*** Opening of Supplied material ***

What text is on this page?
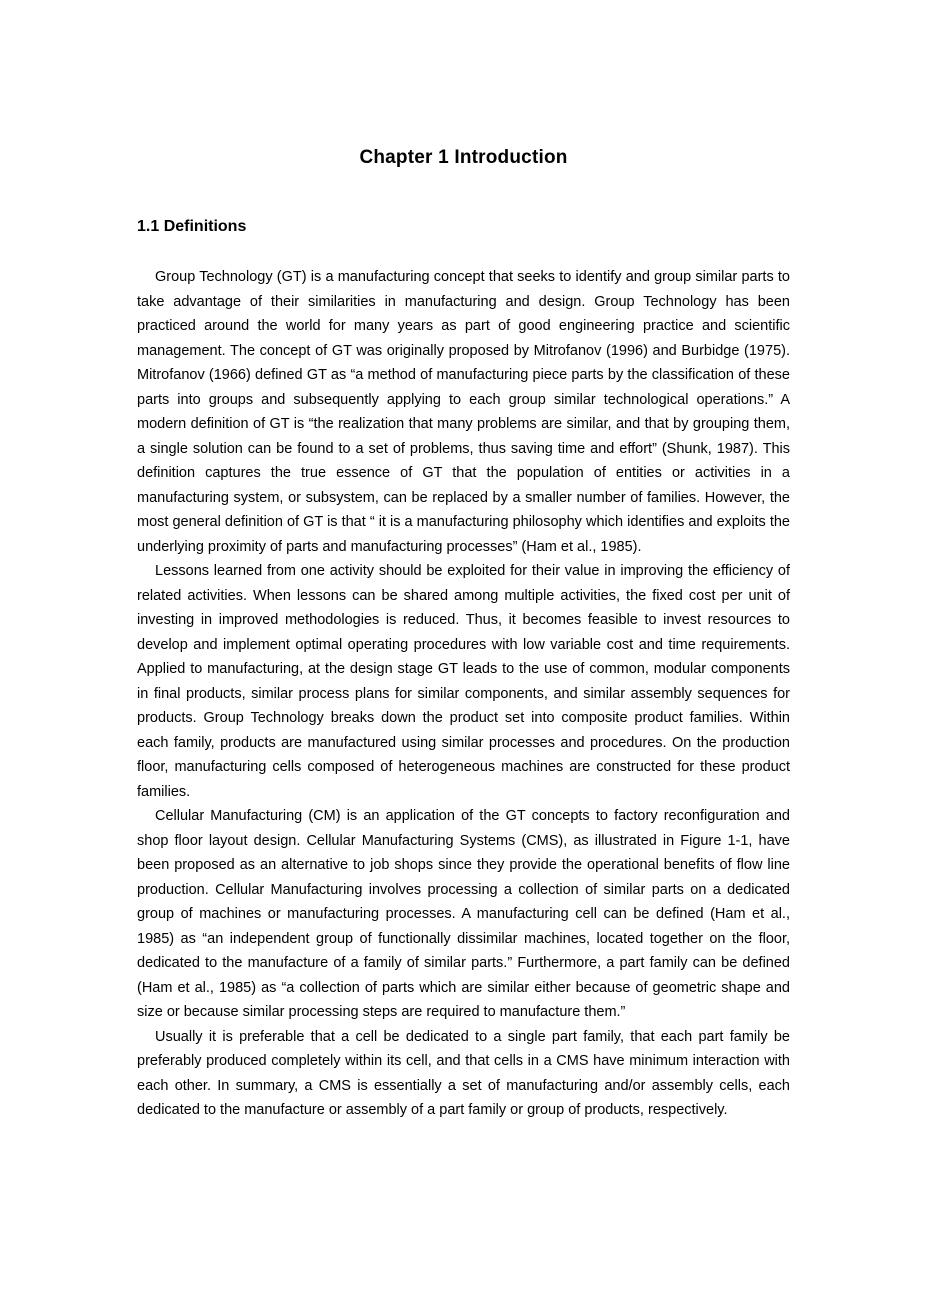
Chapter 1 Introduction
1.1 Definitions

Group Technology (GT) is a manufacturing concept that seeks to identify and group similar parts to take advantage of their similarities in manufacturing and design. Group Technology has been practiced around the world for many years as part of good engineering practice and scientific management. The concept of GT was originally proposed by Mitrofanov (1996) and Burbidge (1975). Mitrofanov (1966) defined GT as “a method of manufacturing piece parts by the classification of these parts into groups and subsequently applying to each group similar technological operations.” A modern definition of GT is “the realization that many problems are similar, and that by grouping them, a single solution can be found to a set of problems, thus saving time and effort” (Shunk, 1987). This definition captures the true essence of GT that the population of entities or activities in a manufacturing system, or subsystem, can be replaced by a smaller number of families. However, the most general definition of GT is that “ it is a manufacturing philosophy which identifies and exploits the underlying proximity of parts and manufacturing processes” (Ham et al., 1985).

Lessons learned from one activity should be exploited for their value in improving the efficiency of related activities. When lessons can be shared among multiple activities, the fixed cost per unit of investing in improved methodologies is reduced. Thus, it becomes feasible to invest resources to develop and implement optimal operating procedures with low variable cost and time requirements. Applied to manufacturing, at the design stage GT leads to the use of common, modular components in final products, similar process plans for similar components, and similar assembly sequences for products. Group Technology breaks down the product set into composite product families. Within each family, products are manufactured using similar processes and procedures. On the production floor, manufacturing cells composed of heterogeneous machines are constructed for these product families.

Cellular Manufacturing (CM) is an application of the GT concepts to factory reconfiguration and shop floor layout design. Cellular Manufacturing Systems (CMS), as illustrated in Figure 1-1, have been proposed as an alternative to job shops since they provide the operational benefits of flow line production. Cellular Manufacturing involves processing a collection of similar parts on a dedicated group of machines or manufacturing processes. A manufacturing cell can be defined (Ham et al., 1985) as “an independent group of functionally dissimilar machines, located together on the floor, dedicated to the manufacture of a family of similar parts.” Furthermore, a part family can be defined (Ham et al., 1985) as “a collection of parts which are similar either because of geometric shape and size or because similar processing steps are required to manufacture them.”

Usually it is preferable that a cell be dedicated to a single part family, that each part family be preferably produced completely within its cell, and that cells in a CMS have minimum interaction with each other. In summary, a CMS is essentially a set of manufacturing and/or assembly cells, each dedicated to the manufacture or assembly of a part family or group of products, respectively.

*** Close of Supplied material ***

Task requirements
Above are the records; transcribe them exactly without the pictures.

Finished task
What text is on this page?
Chapter 1 Introduction
1.1 Definitions

Group Technology (GT) is a manufacturing concept that seeks to identify and group similar parts to take advantage of their similarities in manufacturing and design. Group Technology has been practiced around the world for many years as part of good engineering practice and scientific management. The concept of GT was originally proposed by Mitrofanov (1996) and Burbidge (1975). Mitrofanov (1966) defined GT as “a method of manufacturing piece parts by the classification of these parts into groups and subsequently applying to each group similar technological operations.” A modern definition of GT is “the realization that many problems are similar, and that by grouping them, a single solution can be found to a set of problems, thus saving time and effort” (Shunk, 1987). This definition captures the true essence of GT that the population of entities or activities in a manufacturing system, or subsystem, can be replaced by a smaller number of families. However, the most general definition of GT is that “ it is a manufacturing philosophy which identifies and exploits the underlying proximity of parts and manufacturing processes” (Ham et al., 1985).

Lessons learned from one activity should be exploited for their value in improving the efficiency of related activities. When lessons can be shared among multiple activities, the fixed cost per unit of investing in improved methodologies is reduced. Thus, it becomes feasible to invest resources to develop and implement optimal operating procedures with low variable cost and time requirements. Applied to manufacturing, at the design stage GT leads to the use of common, modular components in final products, similar process plans for similar components, and similar assembly sequences for products. Group Technology breaks down the product set into composite product families. Within each family, products are manufactured using similar processes and procedures. On the production floor, manufacturing cells composed of heterogeneous machines are constructed for these product families.

Cellular Manufacturing (CM) is an application of the GT concepts to factory reconfiguration and shop floor layout design. Cellular Manufacturing Systems (CMS), as illustrated in Figure 1-1, have been proposed as an alternative to job shops since they provide the operational benefits of flow line production. Cellular Manufacturing involves processing a collection of similar parts on a dedicated group of machines or manufacturing processes. A manufacturing cell can be defined (Ham et al., 1985) as “an independent group of functionally dissimilar machines, located together on the floor, dedicated to the manufacture of a family of similar parts.” Furthermore, a part family can be defined (Ham et al., 1985) as “a collection of parts which are similar either because of geometric shape and size or because similar processing steps are required to manufacture them.”

Usually it is preferable that a cell be dedicated to a single part family, that each part family be preferably produced completely within its cell, and that cells in a CMS have minimum interaction with each other. In summary, a CMS is essentially a set of manufacturing and/or assembly cells, each dedicated to the manufacture or assembly of a part family or group of products, respectively.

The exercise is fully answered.